EXTRAIT CHOISI:
○ ○ ○

Amis Anglais et Gallois, merci, du fond du
cœur. Vous avez su résister à tous les arguments, des plus rationnels aux plus
apocalyptiques, de ceux qui militaient pour le remain. Vous avez choisi d’ignorer
les risques d’explosion de votre glorieux pays, les Écossais et les Irlandais
du nord, deux des quatre nations de ce qui reste de votre Empire, ayant
massivement -et honteusement- voté en faveur de l’Union. Vous avez pris le
risque de diviser pour longtemps votre société entre, d’une part, jeunes,
diplômés et urbains, massivement «remain», et, d’autre part, vieux, peu diplômés
et ruraux, massivement «leave», une fracture sociale pour longtemps béante. Un
vote d’un courage inouï puisqu’il a politiquement dévasté et va économiquement
affaiblir votre pays, ce dont l’Europe ne peut que vous être reconnaissante.
Car il manifeste votre sens du sacrifice dont
le continent a bénéficié à plusieurs reprises, lorsque vous l’avez sauvé des
griffes de Napoléon, puis de l’hégémonisme allemand (à deux reprises). Vous avez
enfin compris que la place de votre île n’était pas au sein de l’Union. Bien
que vous ayez un grand pied en dehors (budget, euro, Schengen, politique de
sécurité et d’immigration, union bancaire, etc.), votre seule présence suffit à
bloquer toute tentative d’intégration supplémentaire, non seulement par peur de
vous déplaire, mais parce qu’il fallait à chaque fois imaginer une usine à gaz
supplémentaire pour que vous conserviez votre « statut spécial ».
Résultat : les réformes de l’Union ont toujours abouti, à cause de vous, à
la rendre de plus en plus illisible aux yeux des citoyens et donc à les en
éloigner. En dépit de tous nos efforts, vous continuiez à trouver cette Europe
ultra-réglementaire et dirigiste, alors que la majorité des Européens la trouvent
bien trop libérale : nous n’avons pas eu la chance de connaître Margaret
Thatcher et nous sommes restés, globalement, attachés à l’État providence, à
l’interventionnisme étatique, au marché régulé, toutes choses qui vous font
horreur. Aussi, nous avons du accepter d’affadir le projet des pères fondateurs
et pratiquer une politique du moyen terme qui, au final, déplait à tout le
monde: l’Europe a réussi l’exploit d’inventer l’ultralibéralisme
réglementaire !

○ ○ ○

Entrées d'un jeu de données
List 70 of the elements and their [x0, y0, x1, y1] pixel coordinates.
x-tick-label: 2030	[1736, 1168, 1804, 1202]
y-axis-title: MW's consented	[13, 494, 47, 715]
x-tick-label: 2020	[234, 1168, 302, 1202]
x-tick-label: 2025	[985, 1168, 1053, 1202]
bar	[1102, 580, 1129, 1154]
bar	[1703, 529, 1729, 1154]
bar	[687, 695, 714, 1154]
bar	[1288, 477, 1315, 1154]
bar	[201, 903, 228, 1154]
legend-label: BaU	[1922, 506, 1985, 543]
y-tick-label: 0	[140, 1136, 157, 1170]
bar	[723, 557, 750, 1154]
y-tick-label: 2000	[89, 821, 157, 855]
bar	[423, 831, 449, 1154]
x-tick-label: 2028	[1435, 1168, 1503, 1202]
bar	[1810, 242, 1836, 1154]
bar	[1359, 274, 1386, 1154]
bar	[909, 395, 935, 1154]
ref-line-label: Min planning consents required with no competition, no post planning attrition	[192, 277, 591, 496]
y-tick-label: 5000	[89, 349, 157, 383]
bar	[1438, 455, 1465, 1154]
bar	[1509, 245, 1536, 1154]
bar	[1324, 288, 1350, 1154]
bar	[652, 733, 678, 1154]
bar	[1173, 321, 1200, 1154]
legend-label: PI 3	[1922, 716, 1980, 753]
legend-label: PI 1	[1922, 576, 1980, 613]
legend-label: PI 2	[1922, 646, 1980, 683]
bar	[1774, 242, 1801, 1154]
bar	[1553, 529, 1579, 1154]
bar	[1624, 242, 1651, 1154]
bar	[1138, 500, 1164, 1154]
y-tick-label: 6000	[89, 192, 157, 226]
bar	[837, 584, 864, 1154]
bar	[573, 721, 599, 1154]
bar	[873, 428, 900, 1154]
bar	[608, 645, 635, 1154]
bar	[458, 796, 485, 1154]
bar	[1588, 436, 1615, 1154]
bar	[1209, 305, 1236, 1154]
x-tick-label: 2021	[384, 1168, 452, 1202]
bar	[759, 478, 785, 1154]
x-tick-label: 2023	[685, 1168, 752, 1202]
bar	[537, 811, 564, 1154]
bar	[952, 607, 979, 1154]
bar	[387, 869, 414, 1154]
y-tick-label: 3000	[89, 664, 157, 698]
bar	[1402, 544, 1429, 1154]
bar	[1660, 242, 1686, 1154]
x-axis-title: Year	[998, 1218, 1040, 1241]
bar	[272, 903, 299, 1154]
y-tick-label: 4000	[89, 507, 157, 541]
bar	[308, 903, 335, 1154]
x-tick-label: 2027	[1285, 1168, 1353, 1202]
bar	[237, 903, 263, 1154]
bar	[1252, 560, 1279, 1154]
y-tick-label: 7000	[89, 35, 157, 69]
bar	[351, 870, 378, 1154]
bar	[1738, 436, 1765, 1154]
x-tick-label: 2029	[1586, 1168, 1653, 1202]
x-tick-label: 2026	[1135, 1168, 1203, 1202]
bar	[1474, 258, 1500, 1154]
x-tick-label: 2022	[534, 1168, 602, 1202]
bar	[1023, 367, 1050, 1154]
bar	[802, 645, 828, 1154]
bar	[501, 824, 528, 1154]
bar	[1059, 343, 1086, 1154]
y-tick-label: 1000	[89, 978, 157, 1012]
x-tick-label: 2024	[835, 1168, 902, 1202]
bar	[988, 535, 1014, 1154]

○ ○ ○

TÂCHES À RÉALISER:
1. Dans le texte sur le Brexit, de quelles griffes le continent aurait-il été sauvé par les Anglais et les Gallois ?
2. Mettez à jour les enregistrements depuis leur première ligne jusqu'à celle qui contient "506, 1985, 543]", incluse, en remplaçant "bar" par "barre" sans rien modifier d'autre, et ne redonnez que ces lignes.

RÉPONSES AUX TÂCHES:
1. Des griffes de Napoléon, puis de l'hégémonisme allemand, à deux reprises.

2.
List 70 of the elements and their [x0, y0, x1, y1] pixel coordinates.
x-tick-label: 2030	[1736, 1168, 1804, 1202]
y-axis-title: MW's consented	[13, 494, 47, 715]
x-tick-label: 2020	[234, 1168, 302, 1202]
x-tick-label: 2025	[985, 1168, 1053, 1202]
barre	[1102, 580, 1129, 1154]
barre	[1703, 529, 1729, 1154]
barre	[687, 695, 714, 1154]
barre	[1288, 477, 1315, 1154]
barre	[201, 903, 228, 1154]
legend-label: BaU	[1922, 506, 1985, 543]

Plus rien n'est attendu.